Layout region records
● ● ● ● ● ● ●
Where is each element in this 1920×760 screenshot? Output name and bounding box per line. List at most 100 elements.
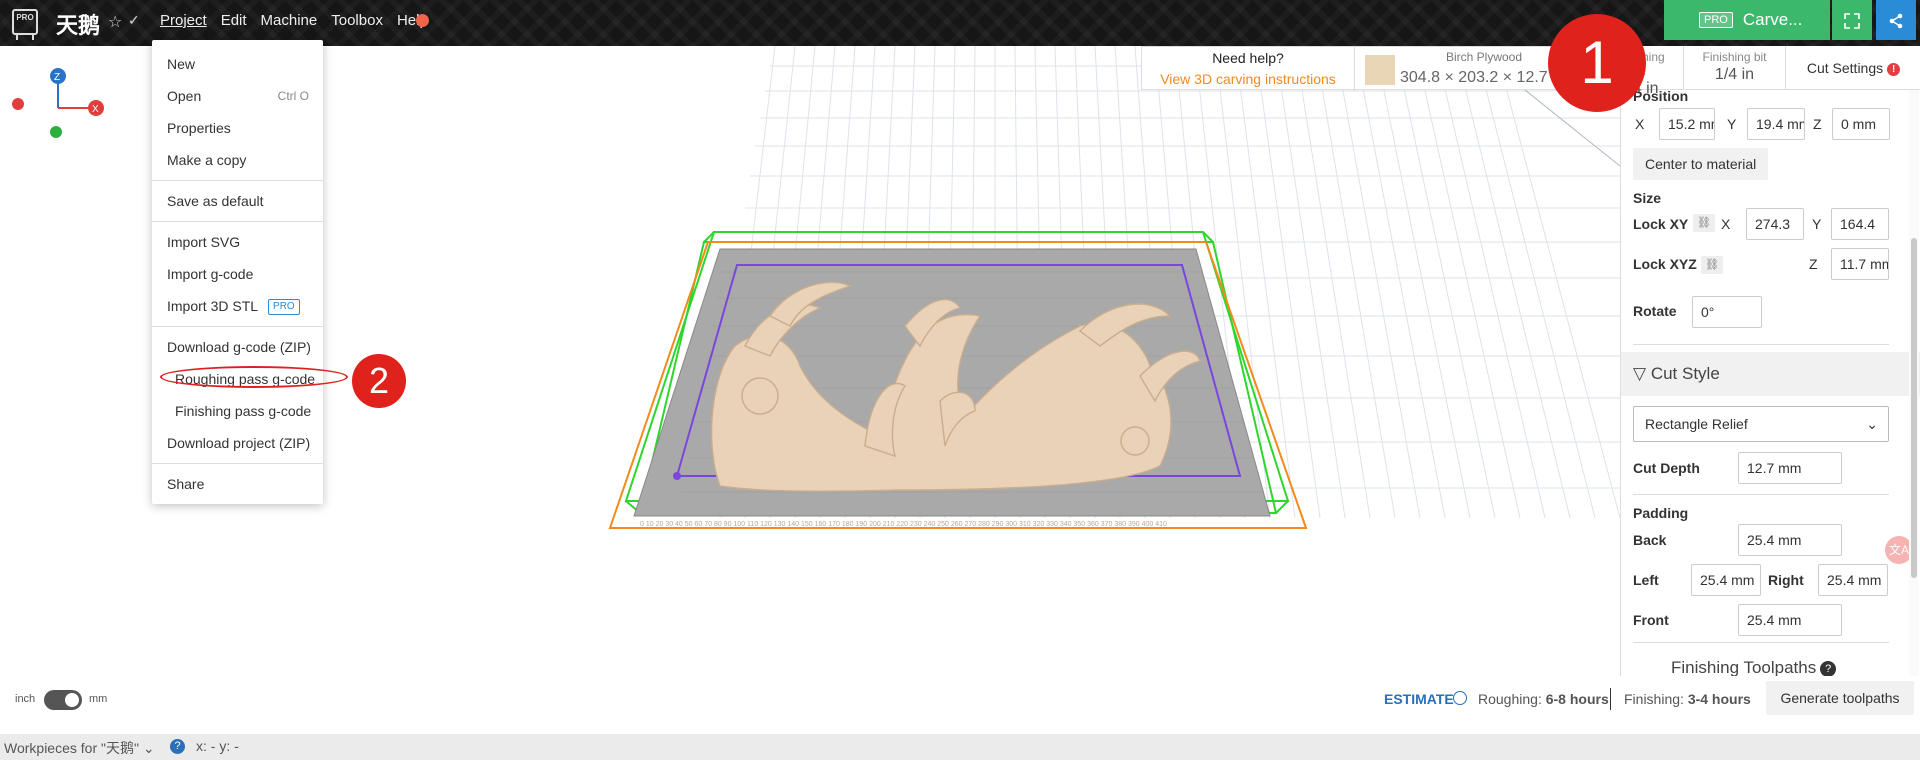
padding-title: Padding	[1633, 505, 1689, 521]
menu-toolbox[interactable]: Toolbox	[331, 12, 383, 29]
menu-machine[interactable]: Machine	[261, 12, 318, 29]
padding-front-input[interactable]: 25.4 mm	[1738, 604, 1842, 636]
unit-toggle[interactable]	[44, 690, 82, 710]
padding-left-input[interactable]: 25.4 mm	[1691, 564, 1761, 596]
checkmark-icon: ✓	[128, 12, 140, 28]
need-help-title: Need help?	[1212, 50, 1284, 66]
carve-button[interactable]: PRO Carve...	[1664, 0, 1830, 40]
lock-xy-icon[interactable]: ⛓	[1693, 214, 1715, 232]
menu-item-download-gcode-zip[interactable]: Download g-code (ZIP)	[152, 331, 323, 363]
padding-front-label: Front	[1633, 612, 1669, 628]
bottom-controls: inch mm ESTIMATE Roughing: 6-8 hours Fin…	[0, 676, 1920, 734]
panel-scrollbar[interactable]	[1909, 90, 1919, 676]
divider	[1633, 642, 1889, 643]
size-z-input[interactable]: 11.7 mm	[1831, 248, 1889, 280]
chevron-down-icon: ⌄	[1866, 416, 1878, 432]
lock-xyz-icon[interactable]: ⛓	[1701, 256, 1723, 274]
divider	[1633, 344, 1889, 345]
project-title[interactable]: 天鹅	[56, 8, 100, 40]
unit-inch-label: inch	[15, 693, 36, 705]
padding-right-input[interactable]: 25.4 mm	[1818, 564, 1888, 596]
menu-item-download-project-zip[interactable]: Download project (ZIP)	[152, 427, 323, 459]
menu-item-save-as-default[interactable]: Save as default	[152, 185, 323, 217]
position-x-input[interactable]: 15.2 mm	[1659, 108, 1715, 140]
help-notification-dot	[416, 14, 429, 27]
finishing-bit-tab[interactable]: Finishing bit 1/4 in	[1683, 46, 1785, 90]
finishing-bit-label: Finishing bit	[1702, 50, 1767, 64]
size-x-label: X	[1721, 216, 1731, 232]
menu-separator	[152, 221, 323, 222]
scrollbar-thumb[interactable]	[1911, 238, 1917, 578]
carve-label: Carve...	[1742, 10, 1803, 29]
generate-toolpaths-button[interactable]: Generate toolpaths	[1766, 681, 1914, 715]
finishing-toolpaths-title[interactable]: Finishing Toolpaths?	[1671, 658, 1837, 678]
position-z-input[interactable]: 0 mm	[1832, 108, 1890, 140]
rotate-input[interactable]: 0°	[1692, 296, 1762, 328]
center-to-material-button[interactable]: Center to material	[1633, 148, 1769, 180]
menu-item-import-svg[interactable]: Import SVG	[152, 226, 323, 258]
clock-icon	[1453, 691, 1467, 705]
size-title: Size	[1633, 190, 1662, 206]
cut-depth-input[interactable]: 12.7 mm	[1738, 452, 1842, 484]
help-icon[interactable]: ?	[1820, 660, 1837, 677]
axis-x-label: X	[92, 104, 99, 115]
cut-style-header[interactable]: ▽ Cut Style	[1621, 352, 1920, 396]
material-swatch	[1365, 55, 1395, 85]
estimate-button[interactable]: ESTIMATE	[1384, 691, 1454, 707]
axis-z-label: Z	[54, 72, 60, 83]
menu-item-share[interactable]: Share	[152, 468, 323, 500]
lock-xy-label: Lock XY	[1633, 216, 1689, 232]
material-name: Birch Plywood	[1446, 50, 1523, 64]
help-icon[interactable]: ?	[170, 739, 185, 754]
share-icon[interactable]	[1876, 0, 1916, 40]
divider	[1633, 494, 1889, 495]
padding-back-input[interactable]: 25.4 mm	[1738, 524, 1842, 556]
need-help-box: Need help? View 3D carving instructions	[1142, 47, 1355, 91]
menu-separator	[152, 463, 323, 464]
axes-gizmo[interactable]: Z X	[8, 62, 108, 142]
cut-style-title: Cut Style	[1650, 364, 1720, 383]
cut-depth-label: Cut Depth	[1633, 460, 1700, 476]
workpieces-toggle[interactable]: Workpieces for "天鹅" ⌄	[4, 738, 155, 758]
status-bar: Workpieces for "天鹅" ⌄ ? x: - y: -	[0, 734, 1920, 760]
roughing-estimate: Roughing: 6-8 hours	[1478, 691, 1609, 707]
annotation-highlight-oval	[160, 366, 348, 388]
right-settings-panel: Roughing bit 1/4 in Finishing bit 1/4 in…	[1613, 46, 1920, 678]
estimate-divider	[1610, 688, 1611, 710]
size-z-label: Z	[1809, 256, 1818, 272]
app-logo-icon[interactable]: PRO	[12, 9, 38, 40]
menu-edit[interactable]: Edit	[221, 12, 247, 29]
menu-item-finishing-pass-gcode[interactable]: Finishing pass g-code	[152, 395, 323, 427]
cut-settings-tab[interactable]: Cut Settings!	[1785, 46, 1920, 90]
pro-badge: PRO	[1699, 12, 1733, 28]
menu-project[interactable]: Project	[160, 12, 207, 29]
position-y-input[interactable]: 19.4 mm	[1747, 108, 1805, 140]
menu-item-properties[interactable]: Properties	[152, 112, 323, 144]
unit-mm-label: mm	[89, 693, 108, 705]
open-shortcut: Ctrl O	[277, 89, 309, 103]
size-y-label: Y	[1812, 216, 1822, 232]
annotation-marker-1: 1	[1548, 14, 1646, 112]
pos-y-label: Y	[1727, 116, 1737, 132]
origin-point	[673, 472, 681, 480]
menu-separator	[152, 180, 323, 181]
size-x-input[interactable]: 274.3	[1746, 208, 1804, 240]
warning-icon: !	[1887, 62, 1901, 76]
padding-left-label: Left	[1633, 572, 1659, 588]
chevron-double-down-icon: ⌄	[142, 740, 155, 756]
carving-instructions-link[interactable]: View 3D carving instructions	[1142, 71, 1354, 87]
menu-item-open[interactable]: Open Ctrl O	[152, 80, 323, 112]
annotation-marker-2: 2	[352, 354, 406, 408]
size-y-input[interactable]: 164.4	[1831, 208, 1889, 240]
rotate-label: Rotate	[1633, 303, 1677, 319]
pos-z-label: Z	[1813, 116, 1822, 132]
star-outline-icon[interactable]: ☆	[108, 12, 122, 32]
padding-back-label: Back	[1633, 532, 1667, 548]
expand-icon[interactable]	[1832, 0, 1872, 40]
menu-item-new[interactable]: New	[152, 48, 323, 80]
cut-style-select[interactable]: Rectangle Relief ⌄	[1633, 406, 1889, 442]
menu-item-import-gcode[interactable]: Import g-code	[152, 258, 323, 290]
menu-item-make-a-copy[interactable]: Make a copy	[152, 144, 323, 176]
menu-item-import-3d-stl[interactable]: Import 3D STL PRO	[152, 290, 323, 322]
cursor-coordinates: x: - y: -	[196, 738, 239, 754]
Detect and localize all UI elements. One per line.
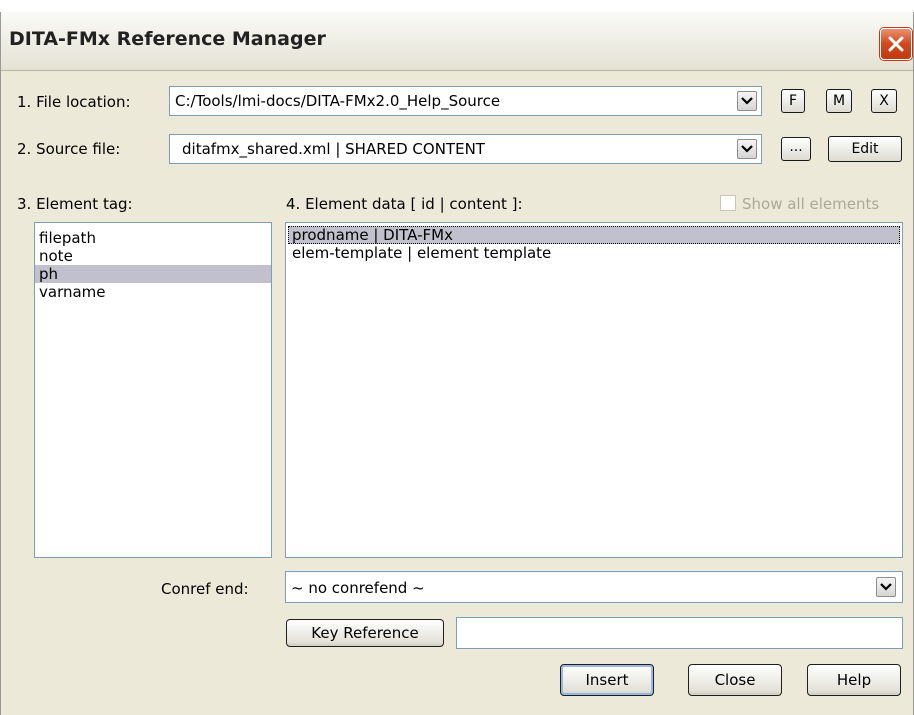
chevron-down-icon (741, 97, 753, 105)
help-button[interactable]: Help (807, 664, 901, 696)
title-bar[interactable]: DITA-FMx Reference Manager (1, 12, 913, 71)
key-reference-button[interactable]: Key Reference (286, 619, 444, 647)
source-file-value: ditafmx_shared.xml | SHARED CONTENT (182, 140, 485, 158)
browse-source-file-button[interactable]: ... (781, 137, 811, 161)
element-data-label: 4. Element data [ id | content ]: (286, 195, 523, 213)
chevron-down-icon (880, 583, 892, 591)
file-location-x-button[interactable]: X (871, 89, 897, 113)
conref-end-combo[interactable]: ~ no conrefend ~ (285, 571, 903, 603)
show-all-elements-checkbox[interactable] (720, 195, 736, 211)
file-location-f-button[interactable]: F (781, 89, 805, 113)
conref-end-value: ~ no conrefend ~ (291, 579, 425, 597)
conref-end-label: Conref end: (161, 580, 249, 598)
list-item[interactable]: elem-template | element template (288, 244, 900, 262)
file-location-dropdown-button[interactable] (737, 91, 757, 111)
file-location-m-button[interactable]: M (826, 89, 852, 113)
source-file-dropdown-button[interactable] (737, 139, 757, 159)
list-item[interactable]: ph (35, 265, 271, 283)
list-item[interactable]: filepath (35, 229, 271, 247)
close-window-button[interactable] (880, 28, 912, 60)
key-reference-input[interactable] (456, 617, 903, 649)
reference-manager-dialog: DITA-FMx Reference Manager 1. File locat… (0, 12, 914, 715)
source-file-label: 2. Source file: (17, 140, 121, 158)
file-location-combo[interactable]: C:/Tools/lmi-docs/DITA-FMx2.0_Help_Sourc… (169, 86, 762, 116)
insert-button[interactable]: Insert (560, 664, 654, 696)
element-tag-list[interactable]: filepath note ph varname (34, 222, 272, 558)
element-tag-label: 3. Element tag: (17, 195, 133, 213)
show-all-elements-label: Show all elements (742, 195, 880, 213)
close-button[interactable]: Close (688, 664, 782, 696)
edit-source-file-button[interactable]: Edit (828, 136, 902, 162)
list-item[interactable]: note (35, 247, 271, 265)
close-icon (888, 36, 904, 52)
source-file-combo[interactable]: ditafmx_shared.xml | SHARED CONTENT (169, 134, 762, 164)
chevron-down-icon (741, 145, 753, 153)
list-item[interactable]: varname (35, 283, 271, 301)
element-data-list[interactable]: prodname | DITA-FMx elem-template | elem… (285, 222, 903, 558)
list-item[interactable]: prodname | DITA-FMx (288, 226, 900, 244)
file-location-value: C:/Tools/lmi-docs/DITA-FMx2.0_Help_Sourc… (175, 92, 501, 110)
conref-end-dropdown-button[interactable] (876, 577, 896, 597)
dialog-title: DITA-FMx Reference Manager (9, 28, 326, 50)
file-location-label: 1. File location: (17, 93, 131, 111)
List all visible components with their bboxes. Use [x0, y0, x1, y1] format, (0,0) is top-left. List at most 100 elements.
● ● ● ● ● ● ●
__WHAT NEEDS TO BE DONE__. Copy out the lines of the records verbatim, starting at the line containing "505, 1689, 521]" and ending at the line containing "690, 82, 710]", with both of those lines included.

__OUTPUT FOR THIS TASK__.
padding-title: Padding	[1633, 505, 1689, 521]
menu-toolbox[interactable]: Toolbox	[331, 12, 383, 29]
menu-machine[interactable]: Machine	[261, 12, 318, 29]
padding-front-input[interactable]: 25.4 mm	[1738, 604, 1842, 636]
unit-toggle[interactable]	[44, 690, 82, 710]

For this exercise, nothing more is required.